┌──

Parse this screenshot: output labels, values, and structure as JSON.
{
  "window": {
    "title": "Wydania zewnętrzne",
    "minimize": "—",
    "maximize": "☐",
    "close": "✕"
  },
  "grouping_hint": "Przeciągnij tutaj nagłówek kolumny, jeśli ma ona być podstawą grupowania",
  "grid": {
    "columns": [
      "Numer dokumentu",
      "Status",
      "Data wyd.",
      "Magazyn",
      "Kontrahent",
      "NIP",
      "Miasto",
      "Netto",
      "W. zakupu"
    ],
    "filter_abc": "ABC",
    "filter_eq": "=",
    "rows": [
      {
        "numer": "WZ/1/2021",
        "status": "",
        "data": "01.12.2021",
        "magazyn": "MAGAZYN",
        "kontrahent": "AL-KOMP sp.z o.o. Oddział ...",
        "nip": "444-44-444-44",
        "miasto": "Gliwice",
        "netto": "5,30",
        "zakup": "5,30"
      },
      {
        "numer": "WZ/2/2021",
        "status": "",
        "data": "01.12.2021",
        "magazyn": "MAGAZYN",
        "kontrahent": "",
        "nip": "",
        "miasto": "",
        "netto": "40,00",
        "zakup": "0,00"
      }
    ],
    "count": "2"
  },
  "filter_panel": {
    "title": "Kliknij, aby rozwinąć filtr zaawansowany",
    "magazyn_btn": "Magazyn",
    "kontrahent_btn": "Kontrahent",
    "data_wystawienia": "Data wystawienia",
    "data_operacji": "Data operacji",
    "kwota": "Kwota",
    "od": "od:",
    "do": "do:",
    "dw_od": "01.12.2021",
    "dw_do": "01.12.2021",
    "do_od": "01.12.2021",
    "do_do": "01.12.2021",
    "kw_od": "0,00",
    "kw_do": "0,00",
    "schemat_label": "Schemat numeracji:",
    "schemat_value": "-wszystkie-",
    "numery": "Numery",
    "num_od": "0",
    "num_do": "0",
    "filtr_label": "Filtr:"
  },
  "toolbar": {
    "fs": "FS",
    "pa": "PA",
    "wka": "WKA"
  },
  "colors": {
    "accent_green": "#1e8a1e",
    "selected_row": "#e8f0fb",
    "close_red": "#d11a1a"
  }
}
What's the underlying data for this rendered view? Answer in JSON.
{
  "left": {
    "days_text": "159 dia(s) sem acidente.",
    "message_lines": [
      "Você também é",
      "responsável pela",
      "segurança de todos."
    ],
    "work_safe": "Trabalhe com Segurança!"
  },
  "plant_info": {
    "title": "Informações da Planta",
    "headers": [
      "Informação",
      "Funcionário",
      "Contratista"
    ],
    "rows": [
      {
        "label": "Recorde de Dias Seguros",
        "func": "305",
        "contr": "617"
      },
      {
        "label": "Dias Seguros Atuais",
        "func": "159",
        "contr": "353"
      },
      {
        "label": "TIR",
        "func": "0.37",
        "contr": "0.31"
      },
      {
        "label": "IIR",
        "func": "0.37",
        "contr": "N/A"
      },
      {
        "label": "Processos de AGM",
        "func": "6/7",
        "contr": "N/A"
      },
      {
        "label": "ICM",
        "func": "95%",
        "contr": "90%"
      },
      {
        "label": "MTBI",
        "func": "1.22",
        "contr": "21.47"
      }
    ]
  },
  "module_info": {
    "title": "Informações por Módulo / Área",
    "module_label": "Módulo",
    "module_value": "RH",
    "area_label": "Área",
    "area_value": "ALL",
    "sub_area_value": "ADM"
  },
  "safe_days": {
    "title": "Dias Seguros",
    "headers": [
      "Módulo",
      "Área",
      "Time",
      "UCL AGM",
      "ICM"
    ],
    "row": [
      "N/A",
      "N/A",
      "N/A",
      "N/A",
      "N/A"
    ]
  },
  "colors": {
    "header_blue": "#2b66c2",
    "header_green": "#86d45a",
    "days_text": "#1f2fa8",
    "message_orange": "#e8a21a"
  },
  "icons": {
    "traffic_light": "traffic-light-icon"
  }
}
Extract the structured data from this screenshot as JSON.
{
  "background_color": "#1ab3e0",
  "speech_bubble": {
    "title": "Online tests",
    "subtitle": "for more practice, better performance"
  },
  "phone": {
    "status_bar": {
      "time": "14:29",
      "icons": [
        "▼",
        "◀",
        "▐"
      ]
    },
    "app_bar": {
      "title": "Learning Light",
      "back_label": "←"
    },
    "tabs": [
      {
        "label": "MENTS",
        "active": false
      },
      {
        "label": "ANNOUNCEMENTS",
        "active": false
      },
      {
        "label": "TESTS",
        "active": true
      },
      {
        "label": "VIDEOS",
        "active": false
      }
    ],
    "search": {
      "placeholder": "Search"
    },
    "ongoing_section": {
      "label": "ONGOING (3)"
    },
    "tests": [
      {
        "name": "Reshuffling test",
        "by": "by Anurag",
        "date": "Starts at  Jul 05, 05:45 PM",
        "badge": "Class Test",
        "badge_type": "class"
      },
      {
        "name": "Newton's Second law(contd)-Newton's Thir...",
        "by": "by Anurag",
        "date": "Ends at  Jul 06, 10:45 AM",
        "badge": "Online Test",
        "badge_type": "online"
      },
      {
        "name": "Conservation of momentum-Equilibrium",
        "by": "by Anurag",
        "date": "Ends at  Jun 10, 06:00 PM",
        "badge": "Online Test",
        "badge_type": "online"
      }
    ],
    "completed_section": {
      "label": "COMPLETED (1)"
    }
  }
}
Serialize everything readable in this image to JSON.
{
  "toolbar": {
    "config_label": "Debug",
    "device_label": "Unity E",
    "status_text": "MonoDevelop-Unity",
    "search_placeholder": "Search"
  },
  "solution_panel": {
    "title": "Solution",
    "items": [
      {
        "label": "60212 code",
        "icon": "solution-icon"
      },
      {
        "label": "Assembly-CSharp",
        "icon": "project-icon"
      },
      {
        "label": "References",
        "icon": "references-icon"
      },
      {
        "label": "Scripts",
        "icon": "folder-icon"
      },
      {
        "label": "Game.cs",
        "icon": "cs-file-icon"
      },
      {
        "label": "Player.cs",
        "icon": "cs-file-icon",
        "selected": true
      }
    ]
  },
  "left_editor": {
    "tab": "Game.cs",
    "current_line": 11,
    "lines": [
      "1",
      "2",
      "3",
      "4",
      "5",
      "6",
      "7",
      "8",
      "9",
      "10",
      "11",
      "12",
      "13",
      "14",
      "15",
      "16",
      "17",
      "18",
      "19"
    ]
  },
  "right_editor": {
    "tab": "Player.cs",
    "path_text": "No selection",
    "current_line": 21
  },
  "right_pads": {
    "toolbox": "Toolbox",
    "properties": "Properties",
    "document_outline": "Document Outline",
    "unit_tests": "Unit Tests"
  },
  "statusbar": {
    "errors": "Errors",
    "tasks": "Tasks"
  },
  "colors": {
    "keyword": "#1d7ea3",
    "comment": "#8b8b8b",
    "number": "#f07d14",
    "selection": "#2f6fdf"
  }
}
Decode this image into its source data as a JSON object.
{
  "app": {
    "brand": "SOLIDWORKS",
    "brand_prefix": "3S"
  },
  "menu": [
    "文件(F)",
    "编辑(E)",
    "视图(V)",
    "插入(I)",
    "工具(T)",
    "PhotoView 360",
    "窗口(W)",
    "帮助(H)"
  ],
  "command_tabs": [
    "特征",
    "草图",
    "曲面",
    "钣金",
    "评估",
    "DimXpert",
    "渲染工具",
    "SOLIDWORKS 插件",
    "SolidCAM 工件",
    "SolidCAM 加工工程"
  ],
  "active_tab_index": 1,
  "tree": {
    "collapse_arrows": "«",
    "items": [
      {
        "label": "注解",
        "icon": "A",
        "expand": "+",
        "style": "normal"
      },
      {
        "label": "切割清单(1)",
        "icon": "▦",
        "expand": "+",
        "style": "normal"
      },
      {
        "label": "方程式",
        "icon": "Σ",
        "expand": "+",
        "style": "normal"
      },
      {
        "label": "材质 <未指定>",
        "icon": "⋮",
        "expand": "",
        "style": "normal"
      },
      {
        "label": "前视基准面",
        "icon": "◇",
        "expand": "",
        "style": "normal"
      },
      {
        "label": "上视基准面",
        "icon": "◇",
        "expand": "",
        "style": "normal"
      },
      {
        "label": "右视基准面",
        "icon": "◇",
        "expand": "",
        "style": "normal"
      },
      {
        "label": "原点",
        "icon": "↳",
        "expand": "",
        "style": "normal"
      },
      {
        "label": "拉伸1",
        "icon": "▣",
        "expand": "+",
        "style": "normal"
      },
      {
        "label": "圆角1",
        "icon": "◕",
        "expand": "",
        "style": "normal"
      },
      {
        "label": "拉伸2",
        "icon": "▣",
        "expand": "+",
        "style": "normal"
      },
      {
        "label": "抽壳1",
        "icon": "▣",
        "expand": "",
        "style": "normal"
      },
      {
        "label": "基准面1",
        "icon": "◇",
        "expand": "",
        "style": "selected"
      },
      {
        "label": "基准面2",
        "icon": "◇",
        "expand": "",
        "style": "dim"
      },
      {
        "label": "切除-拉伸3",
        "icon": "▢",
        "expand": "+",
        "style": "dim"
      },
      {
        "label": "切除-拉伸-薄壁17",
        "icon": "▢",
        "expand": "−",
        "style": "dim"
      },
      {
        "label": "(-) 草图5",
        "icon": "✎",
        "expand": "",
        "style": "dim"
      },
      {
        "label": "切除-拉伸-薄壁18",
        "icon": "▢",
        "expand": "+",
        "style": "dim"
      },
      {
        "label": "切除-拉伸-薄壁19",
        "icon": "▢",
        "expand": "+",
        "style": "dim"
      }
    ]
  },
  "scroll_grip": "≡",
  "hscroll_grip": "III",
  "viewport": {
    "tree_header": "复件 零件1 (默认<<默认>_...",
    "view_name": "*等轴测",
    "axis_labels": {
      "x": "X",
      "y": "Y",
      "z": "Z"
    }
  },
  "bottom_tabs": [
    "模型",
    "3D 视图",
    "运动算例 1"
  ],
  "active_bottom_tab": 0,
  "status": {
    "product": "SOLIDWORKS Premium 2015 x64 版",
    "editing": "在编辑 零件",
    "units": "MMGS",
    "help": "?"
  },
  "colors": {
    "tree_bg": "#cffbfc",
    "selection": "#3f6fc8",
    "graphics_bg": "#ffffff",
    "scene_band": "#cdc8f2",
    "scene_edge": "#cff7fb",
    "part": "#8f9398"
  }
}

└──

Of the lines above, how many contain the word "JSON"? Provide the number and nothing else.

ANSWER TO THIS TASK:
5